▶ **ЦИТИРУЕМЫЙ ОТРЫВОК**
········
Но случилось так, что в моей жизни произошли изменения, которые и направили меня по пути к долгожданному ответу. За год до случившегося я поступила в колледж на медицинские подготовительные курсы. Это не было моей мечтой – я поступила туда по инерции, и это было ужасно. Я быстро обнаружила, что активно борюсь с собой, чтобы не уснуть на биологии. Чтобы взбодриться, я приносила с собой протеиновые хлопья «Чириос» и каждые пару секунд съедала горстку. Это работало, но я понимала, что моя учеба – это большой провал. Что я только ни делала, чтобы выучить темы, которые были мне скучны до невозможности.
Но мне повезло – в этом же семестре я поступила на курс введения в психологию. И с первой же пары меня зацепило. Мы разбирали вопросы о том, что значит быть личностью, причем кое-что приходило мне в голову и раньше, а о чем-то я даже не задумывалась. Что такое сознание? Как мы видим цвета? Почему мы что-то забываем? Что такое сексуальное влечение? Где зарождаются эмоции? Я все еще помню впечатляющую фигуру моего преподавателя, похожего на Дамблдора, – Роберта Клека, шагающего вниз и вверх по проходам нашей аудитории и задающего вопросы типа: «Правда ли, что высокие люди добиваются в жизни большего, чем низкие?» После драматической паузы следовало: «Ну так что?» – и я отчаянно думала, напрягая все свои извилины. (Это действительно так.)
········
▶ **ИЗВЛЕЧЕННЫЕ ДАННЫЕ**
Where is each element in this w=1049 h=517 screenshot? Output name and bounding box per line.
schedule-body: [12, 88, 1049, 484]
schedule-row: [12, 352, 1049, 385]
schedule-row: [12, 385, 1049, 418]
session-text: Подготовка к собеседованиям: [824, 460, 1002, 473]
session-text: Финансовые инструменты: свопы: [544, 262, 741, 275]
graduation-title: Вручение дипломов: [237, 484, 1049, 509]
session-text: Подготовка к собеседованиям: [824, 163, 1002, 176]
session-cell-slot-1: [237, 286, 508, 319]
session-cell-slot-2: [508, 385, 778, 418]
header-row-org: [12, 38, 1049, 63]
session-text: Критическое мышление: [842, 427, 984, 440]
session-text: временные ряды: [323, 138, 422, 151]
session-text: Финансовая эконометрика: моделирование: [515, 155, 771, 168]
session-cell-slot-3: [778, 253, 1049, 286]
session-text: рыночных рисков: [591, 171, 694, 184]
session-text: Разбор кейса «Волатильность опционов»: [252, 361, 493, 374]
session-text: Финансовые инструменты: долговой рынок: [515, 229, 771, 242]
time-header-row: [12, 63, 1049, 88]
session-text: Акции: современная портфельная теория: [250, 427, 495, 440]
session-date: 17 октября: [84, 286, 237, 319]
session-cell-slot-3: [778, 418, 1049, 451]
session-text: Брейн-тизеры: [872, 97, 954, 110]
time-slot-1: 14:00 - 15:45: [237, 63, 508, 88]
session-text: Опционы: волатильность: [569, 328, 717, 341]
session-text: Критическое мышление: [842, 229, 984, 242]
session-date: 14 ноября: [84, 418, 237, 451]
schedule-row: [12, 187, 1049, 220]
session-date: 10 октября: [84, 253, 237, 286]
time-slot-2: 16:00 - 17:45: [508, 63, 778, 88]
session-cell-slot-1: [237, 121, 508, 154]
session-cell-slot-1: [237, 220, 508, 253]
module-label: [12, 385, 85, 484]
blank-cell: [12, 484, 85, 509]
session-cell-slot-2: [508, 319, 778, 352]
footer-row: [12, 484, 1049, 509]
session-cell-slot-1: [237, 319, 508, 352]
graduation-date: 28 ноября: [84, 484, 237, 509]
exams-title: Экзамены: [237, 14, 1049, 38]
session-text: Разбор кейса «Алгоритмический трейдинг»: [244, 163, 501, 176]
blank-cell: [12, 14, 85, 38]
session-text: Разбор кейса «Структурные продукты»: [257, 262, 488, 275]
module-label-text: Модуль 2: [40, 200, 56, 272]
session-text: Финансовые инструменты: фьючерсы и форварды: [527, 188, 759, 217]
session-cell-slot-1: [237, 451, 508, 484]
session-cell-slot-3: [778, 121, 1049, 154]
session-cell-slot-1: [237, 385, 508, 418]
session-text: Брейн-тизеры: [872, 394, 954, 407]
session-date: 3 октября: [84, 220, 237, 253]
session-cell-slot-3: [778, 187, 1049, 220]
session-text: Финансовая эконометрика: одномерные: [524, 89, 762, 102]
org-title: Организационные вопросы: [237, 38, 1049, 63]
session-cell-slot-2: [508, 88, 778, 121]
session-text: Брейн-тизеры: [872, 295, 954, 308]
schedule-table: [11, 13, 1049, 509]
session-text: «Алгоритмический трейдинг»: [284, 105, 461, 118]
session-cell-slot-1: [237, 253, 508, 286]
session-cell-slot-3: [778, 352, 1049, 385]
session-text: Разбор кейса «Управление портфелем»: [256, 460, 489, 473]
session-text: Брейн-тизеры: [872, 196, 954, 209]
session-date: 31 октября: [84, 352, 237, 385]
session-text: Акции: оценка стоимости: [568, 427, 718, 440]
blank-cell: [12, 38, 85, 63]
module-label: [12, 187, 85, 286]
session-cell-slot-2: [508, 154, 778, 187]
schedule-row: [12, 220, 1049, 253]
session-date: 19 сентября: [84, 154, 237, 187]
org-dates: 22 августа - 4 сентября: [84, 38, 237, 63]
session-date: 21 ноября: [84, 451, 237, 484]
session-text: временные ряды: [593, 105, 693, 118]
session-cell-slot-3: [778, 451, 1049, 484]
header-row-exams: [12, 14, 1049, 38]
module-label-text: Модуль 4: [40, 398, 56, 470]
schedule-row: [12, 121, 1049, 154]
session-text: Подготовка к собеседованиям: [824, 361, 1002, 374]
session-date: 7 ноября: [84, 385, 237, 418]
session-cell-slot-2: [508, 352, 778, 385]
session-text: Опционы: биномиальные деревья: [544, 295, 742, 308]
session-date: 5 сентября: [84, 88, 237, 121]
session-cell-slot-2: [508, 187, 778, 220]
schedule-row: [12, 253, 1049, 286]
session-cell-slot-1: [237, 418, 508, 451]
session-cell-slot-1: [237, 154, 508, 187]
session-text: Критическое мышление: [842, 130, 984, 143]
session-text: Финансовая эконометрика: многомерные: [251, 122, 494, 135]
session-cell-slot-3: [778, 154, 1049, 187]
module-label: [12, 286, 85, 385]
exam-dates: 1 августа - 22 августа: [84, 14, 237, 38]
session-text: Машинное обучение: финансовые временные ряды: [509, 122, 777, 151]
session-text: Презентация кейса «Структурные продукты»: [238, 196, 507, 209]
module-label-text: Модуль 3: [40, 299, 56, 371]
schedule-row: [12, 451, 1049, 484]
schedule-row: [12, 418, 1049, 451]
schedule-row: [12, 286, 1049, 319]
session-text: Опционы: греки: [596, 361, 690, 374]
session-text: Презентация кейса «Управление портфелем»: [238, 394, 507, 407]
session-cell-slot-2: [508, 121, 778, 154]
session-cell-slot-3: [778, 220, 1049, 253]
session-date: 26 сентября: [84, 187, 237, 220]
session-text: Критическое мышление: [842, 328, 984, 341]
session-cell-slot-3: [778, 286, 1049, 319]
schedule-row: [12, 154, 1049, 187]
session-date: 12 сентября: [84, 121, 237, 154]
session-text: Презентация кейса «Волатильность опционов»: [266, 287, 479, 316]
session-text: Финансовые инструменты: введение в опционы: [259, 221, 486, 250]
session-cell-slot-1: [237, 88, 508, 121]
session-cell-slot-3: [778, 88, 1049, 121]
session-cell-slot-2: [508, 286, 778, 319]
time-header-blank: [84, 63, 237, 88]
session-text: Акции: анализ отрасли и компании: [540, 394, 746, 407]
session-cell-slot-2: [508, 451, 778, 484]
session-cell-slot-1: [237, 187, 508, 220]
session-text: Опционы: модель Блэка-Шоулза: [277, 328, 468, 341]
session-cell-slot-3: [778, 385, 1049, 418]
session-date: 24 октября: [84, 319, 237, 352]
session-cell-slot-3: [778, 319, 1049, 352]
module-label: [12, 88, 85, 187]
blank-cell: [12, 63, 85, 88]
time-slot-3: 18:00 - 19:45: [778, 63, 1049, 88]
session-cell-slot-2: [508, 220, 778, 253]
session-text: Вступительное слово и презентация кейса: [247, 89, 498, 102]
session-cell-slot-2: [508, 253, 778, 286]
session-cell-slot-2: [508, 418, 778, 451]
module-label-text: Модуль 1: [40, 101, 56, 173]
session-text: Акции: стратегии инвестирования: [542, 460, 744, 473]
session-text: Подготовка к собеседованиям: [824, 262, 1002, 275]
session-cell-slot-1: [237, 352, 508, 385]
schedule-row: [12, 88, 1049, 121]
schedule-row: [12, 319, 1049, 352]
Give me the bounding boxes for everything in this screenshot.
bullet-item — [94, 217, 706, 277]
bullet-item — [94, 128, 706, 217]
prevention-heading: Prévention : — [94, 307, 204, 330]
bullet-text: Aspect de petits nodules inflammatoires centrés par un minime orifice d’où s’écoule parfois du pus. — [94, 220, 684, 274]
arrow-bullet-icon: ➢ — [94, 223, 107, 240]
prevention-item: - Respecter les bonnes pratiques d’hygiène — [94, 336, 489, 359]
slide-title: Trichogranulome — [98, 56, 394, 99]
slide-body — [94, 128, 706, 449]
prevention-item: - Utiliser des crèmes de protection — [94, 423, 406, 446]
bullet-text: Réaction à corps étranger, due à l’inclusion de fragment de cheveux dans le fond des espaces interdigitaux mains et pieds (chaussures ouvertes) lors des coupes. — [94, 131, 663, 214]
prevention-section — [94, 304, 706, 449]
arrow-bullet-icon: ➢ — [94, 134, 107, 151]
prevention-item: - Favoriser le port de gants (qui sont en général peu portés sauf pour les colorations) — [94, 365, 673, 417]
········
▶ **УСЛОВИЕ ЗАДАЧИ**
Пожалуйста, процитируйте дословно и целиком отрывок о знакомстве с психологией в колледже.

▶ **ОЖИДАЕМЫЙ ОТВЕТ**
Но случилось так, что в моей жизни произошли изменения, которые и направили меня по пути к долгожданному ответу. За год до случившегося я поступила в колледж на медицинские подготовительные курсы. Это не было моей мечтой – я поступила туда по инерции, и это было ужасно. Я быстро обнаружила, что активно борюсь с собой, чтобы не уснуть на биологии. Чтобы взбодриться, я приносила с собой протеиновые хлопья «Чириос» и каждые пару секунд съедала горстку. Это работало, но я понимала, что моя учеба – это большой провал. Что я только ни делала, чтобы выучить темы, которые были мне скучны до невозможности.
Но мне повезло – в этом же семестре я поступила на курс введения в психологию. И с первой же пары меня зацепило. Мы разбирали вопросы о том, что значит быть личностью, причем кое-что приходило мне в голову и раньше, а о чем-то я даже не задумывалась. Что такое сознание? Как мы видим цвета? Почему мы что-то забываем? Что такое сексуальное влечение? Где зарождаются эмоции? Я все еще помню впечатляющую фигуру моего преподавателя, похожего на Дамблдора, – Роберта Клека, шагающего вниз и вверх по проходам нашей аудитории и задающего вопросы типа: «Правда ли, что высокие люди добиваются в жизни большего, чем низкие?» После драматической паузы следовало: «Ну так что?» – и я отчаянно думала, напрягая все свои извилины. (Это действительно так.)